### YOUR INSTRUCTIONS
Please copy, character for character, the lines from the start through the line containing "- camera-icon[interactable]: [979, 294, 1015, 330]", including that line.

[Annotated element entries]

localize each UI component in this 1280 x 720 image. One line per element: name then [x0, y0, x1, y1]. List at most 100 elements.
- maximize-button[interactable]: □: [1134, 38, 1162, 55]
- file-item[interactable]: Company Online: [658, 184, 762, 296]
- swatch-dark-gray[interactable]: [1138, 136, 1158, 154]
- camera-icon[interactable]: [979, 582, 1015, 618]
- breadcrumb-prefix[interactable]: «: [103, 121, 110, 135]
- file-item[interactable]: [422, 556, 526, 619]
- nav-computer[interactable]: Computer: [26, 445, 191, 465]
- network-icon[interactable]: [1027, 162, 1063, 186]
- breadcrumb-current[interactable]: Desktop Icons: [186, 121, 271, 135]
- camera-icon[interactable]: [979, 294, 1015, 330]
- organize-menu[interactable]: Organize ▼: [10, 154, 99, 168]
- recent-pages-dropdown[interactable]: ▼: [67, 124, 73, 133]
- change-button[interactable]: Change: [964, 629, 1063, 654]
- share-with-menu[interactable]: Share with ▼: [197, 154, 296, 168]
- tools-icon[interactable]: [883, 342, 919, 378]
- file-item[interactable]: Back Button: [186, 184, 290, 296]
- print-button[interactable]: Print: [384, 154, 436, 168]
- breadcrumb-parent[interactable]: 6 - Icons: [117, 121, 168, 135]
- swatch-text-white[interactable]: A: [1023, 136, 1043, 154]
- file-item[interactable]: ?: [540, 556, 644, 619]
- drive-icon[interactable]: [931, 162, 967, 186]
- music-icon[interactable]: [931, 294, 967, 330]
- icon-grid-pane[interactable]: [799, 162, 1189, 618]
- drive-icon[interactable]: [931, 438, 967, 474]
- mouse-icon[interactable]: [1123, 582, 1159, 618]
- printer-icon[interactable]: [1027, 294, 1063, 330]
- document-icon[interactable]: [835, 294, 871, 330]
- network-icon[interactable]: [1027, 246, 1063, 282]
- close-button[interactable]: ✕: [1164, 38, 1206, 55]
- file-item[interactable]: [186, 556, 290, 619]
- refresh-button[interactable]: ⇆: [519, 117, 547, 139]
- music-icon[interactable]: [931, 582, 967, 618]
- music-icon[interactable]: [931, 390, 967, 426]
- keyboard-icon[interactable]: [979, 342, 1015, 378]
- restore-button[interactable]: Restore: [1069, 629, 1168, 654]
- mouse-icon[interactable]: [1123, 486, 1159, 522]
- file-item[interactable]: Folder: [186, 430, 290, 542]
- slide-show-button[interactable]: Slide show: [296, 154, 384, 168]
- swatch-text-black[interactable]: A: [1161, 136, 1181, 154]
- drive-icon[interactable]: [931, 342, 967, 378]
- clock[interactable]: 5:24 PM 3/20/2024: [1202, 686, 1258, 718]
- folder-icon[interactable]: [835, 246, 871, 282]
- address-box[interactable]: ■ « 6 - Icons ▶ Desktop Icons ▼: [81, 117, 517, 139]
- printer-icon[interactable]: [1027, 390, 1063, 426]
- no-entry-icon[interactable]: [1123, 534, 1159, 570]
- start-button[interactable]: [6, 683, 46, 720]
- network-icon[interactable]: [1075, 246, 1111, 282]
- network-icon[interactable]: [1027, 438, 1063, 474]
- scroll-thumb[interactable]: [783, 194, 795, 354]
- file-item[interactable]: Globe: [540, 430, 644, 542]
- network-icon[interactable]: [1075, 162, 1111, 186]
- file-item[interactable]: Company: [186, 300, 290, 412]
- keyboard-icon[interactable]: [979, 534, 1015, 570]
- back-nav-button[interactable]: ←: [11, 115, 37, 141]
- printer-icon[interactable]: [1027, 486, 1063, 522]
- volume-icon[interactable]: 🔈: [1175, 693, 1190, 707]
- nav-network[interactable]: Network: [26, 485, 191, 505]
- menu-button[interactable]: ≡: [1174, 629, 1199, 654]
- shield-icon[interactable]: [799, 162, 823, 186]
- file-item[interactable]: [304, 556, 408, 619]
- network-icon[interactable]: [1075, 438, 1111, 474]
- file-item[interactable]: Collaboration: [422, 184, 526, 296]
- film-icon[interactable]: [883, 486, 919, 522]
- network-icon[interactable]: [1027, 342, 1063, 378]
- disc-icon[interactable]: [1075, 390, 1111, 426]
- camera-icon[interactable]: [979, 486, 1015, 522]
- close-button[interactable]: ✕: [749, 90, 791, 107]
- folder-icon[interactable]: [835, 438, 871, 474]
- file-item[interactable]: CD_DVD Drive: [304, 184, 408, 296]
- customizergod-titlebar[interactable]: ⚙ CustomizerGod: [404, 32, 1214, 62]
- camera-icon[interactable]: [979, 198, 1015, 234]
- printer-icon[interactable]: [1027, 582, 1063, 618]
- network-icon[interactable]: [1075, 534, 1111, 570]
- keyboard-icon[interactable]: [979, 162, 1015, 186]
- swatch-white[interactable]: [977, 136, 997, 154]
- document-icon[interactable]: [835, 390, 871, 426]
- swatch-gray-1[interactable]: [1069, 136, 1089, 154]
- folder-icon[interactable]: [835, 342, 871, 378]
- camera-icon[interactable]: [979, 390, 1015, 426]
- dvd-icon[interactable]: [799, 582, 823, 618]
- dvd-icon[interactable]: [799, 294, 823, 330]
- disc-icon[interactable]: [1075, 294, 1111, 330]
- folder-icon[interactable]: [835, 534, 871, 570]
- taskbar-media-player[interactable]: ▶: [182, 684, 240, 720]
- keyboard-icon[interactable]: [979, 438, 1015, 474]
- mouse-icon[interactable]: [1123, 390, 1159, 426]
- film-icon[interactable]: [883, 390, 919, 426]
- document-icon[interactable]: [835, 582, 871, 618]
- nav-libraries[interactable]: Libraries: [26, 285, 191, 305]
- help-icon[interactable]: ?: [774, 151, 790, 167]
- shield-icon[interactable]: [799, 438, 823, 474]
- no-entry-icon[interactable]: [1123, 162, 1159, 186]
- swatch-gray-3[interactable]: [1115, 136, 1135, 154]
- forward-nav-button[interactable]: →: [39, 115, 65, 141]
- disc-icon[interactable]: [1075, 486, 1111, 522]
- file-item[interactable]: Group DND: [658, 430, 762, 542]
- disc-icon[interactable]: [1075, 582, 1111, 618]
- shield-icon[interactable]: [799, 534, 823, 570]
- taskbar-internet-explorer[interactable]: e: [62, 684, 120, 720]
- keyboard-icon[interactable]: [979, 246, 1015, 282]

### EXERCISE ANSWER
localize each UI component in this 1280 x 720 image. One line per element: name then [x0, y0, x1, y1]. List at most 100 elements.
- maximize-button[interactable]: □: [1134, 38, 1162, 55]
- file-item[interactable]: Company Online: [658, 184, 762, 296]
- swatch-dark-gray[interactable]: [1138, 136, 1158, 154]
- camera-icon[interactable]: [979, 582, 1015, 618]
- breadcrumb-prefix[interactable]: «: [103, 121, 110, 135]
- file-item[interactable]: [422, 556, 526, 619]
- nav-computer[interactable]: Computer: [26, 445, 191, 465]
- network-icon[interactable]: [1027, 162, 1063, 186]
- breadcrumb-current[interactable]: Desktop Icons: [186, 121, 271, 135]
- camera-icon[interactable]: [979, 294, 1015, 330]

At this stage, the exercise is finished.